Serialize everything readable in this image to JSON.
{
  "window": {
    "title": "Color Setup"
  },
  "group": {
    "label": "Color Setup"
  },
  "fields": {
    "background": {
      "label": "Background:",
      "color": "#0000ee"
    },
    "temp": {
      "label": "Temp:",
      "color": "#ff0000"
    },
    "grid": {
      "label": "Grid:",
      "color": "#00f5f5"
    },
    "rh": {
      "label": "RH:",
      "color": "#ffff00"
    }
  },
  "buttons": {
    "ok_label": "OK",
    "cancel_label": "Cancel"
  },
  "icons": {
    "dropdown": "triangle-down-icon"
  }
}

Goal:
From the listing above, extract all records word for word.

Answer in full:
Serialize everything readable in this image to JSON.
{
  "window": {
    "title": "Color Setup"
  },
  "group": {
    "label": "Color Setup"
  },
  "fields": {
    "background": {
      "label": "Background:",
      "color": "#0000ee"
    },
    "temp": {
      "label": "Temp:",
      "color": "#ff0000"
    },
    "grid": {
      "label": "Grid:",
      "color": "#00f5f5"
    },
    "rh": {
      "label": "RH:",
      "color": "#ffff00"
    }
  },
  "buttons": {
    "ok_label": "OK",
    "cancel_label": "Cancel"
  },
  "icons": {
    "dropdown": "triangle-down-icon"
  }
}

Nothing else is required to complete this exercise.